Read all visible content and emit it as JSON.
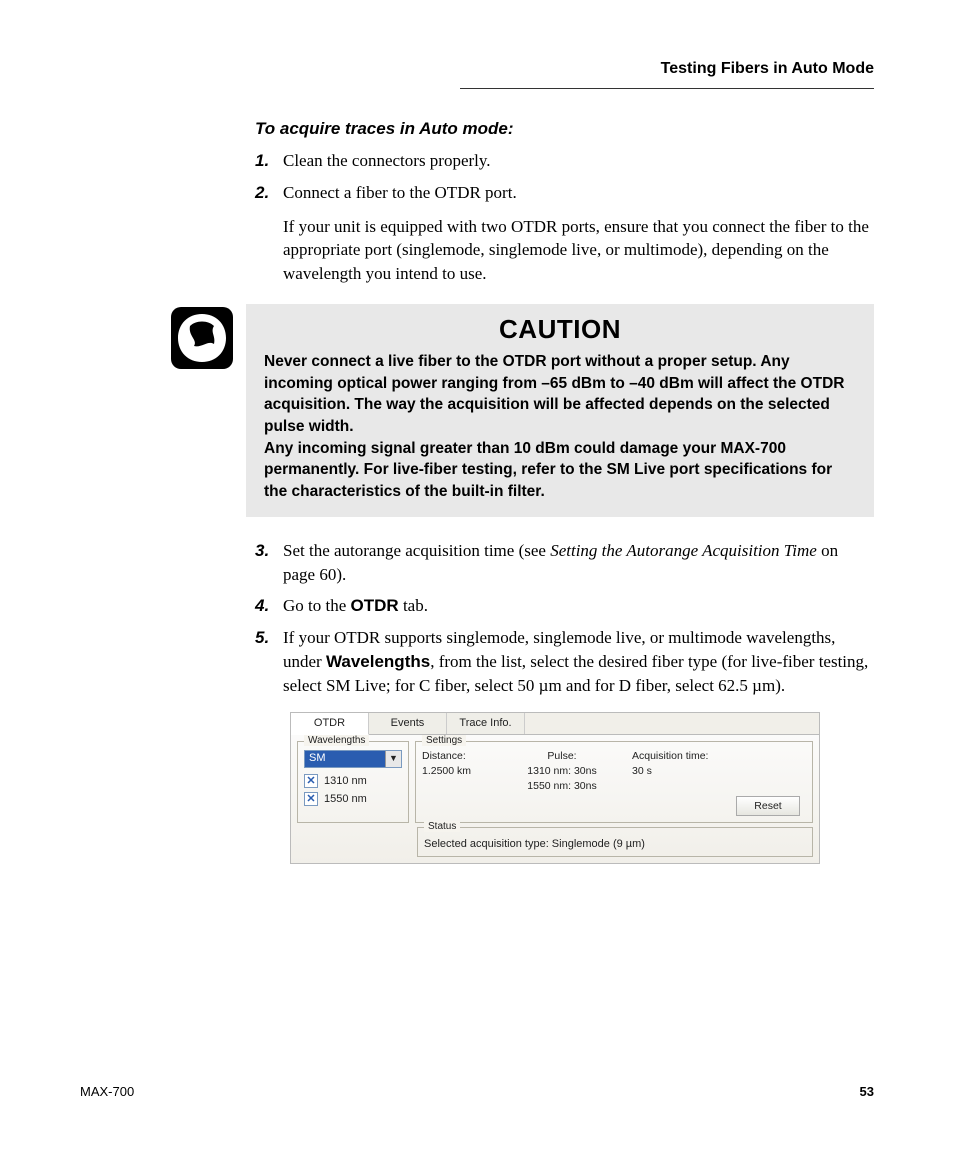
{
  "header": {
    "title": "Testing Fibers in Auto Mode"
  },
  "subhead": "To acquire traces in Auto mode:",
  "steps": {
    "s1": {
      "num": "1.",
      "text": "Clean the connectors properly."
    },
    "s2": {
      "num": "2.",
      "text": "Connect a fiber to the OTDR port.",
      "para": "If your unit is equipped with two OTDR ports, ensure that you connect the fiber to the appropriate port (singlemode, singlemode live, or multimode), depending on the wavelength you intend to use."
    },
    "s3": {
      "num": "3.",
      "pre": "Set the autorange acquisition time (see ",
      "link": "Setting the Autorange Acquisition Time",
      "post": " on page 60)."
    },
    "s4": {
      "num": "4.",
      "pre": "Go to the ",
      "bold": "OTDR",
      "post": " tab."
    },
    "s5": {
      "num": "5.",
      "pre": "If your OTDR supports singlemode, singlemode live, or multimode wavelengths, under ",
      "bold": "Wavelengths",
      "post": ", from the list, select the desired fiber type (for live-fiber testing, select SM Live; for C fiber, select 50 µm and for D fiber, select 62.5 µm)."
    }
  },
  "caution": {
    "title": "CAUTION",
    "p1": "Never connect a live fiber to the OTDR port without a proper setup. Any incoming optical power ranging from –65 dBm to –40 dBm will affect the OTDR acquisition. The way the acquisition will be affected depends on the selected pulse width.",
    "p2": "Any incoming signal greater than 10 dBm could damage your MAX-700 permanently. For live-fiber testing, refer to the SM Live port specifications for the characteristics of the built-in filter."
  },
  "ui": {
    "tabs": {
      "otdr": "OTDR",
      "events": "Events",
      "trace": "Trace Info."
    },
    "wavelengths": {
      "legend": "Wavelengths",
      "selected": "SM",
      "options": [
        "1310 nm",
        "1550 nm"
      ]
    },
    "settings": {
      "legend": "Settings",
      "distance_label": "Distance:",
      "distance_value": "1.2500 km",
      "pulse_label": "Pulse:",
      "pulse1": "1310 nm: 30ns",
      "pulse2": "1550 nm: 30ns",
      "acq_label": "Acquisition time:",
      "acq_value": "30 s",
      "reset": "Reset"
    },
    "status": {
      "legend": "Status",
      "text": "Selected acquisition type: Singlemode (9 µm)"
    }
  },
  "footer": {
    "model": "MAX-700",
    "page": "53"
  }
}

────

Task description. Transcribe every entry above exactly. Omit all pictures.

Task response.
Read all visible content and emit it as JSON.
{
  "header": {
    "title": "Testing Fibers in Auto Mode"
  },
  "subhead": "To acquire traces in Auto mode:",
  "steps": {
    "s1": {
      "num": "1.",
      "text": "Clean the connectors properly."
    },
    "s2": {
      "num": "2.",
      "text": "Connect a fiber to the OTDR port.",
      "para": "If your unit is equipped with two OTDR ports, ensure that you connect the fiber to the appropriate port (singlemode, singlemode live, or multimode), depending on the wavelength you intend to use."
    },
    "s3": {
      "num": "3.",
      "pre": "Set the autorange acquisition time (see ",
      "link": "Setting the Autorange Acquisition Time",
      "post": " on page 60)."
    },
    "s4": {
      "num": "4.",
      "pre": "Go to the ",
      "bold": "OTDR",
      "post": " tab."
    },
    "s5": {
      "num": "5.",
      "pre": "If your OTDR supports singlemode, singlemode live, or multimode wavelengths, under ",
      "bold": "Wavelengths",
      "post": ", from the list, select the desired fiber type (for live-fiber testing, select SM Live; for C fiber, select 50 µm and for D fiber, select 62.5 µm)."
    }
  },
  "caution": {
    "title": "CAUTION",
    "p1": "Never connect a live fiber to the OTDR port without a proper setup. Any incoming optical power ranging from –65 dBm to –40 dBm will affect the OTDR acquisition. The way the acquisition will be affected depends on the selected pulse width.",
    "p2": "Any incoming signal greater than 10 dBm could damage your MAX-700 permanently. For live-fiber testing, refer to the SM Live port specifications for the characteristics of the built-in filter."
  },
  "ui": {
    "tabs": {
      "otdr": "OTDR",
      "events": "Events",
      "trace": "Trace Info."
    },
    "wavelengths": {
      "legend": "Wavelengths",
      "selected": "SM",
      "options": [
        "1310 nm",
        "1550 nm"
      ]
    },
    "settings": {
      "legend": "Settings",
      "distance_label": "Distance:",
      "distance_value": "1.2500 km",
      "pulse_label": "Pulse:",
      "pulse1": "1310 nm: 30ns",
      "pulse2": "1550 nm: 30ns",
      "acq_label": "Acquisition time:",
      "acq_value": "30 s",
      "reset": "Reset"
    },
    "status": {
      "legend": "Status",
      "text": "Selected acquisition type: Singlemode (9 µm)"
    }
  },
  "footer": {
    "model": "MAX-700",
    "page": "53"
  }
}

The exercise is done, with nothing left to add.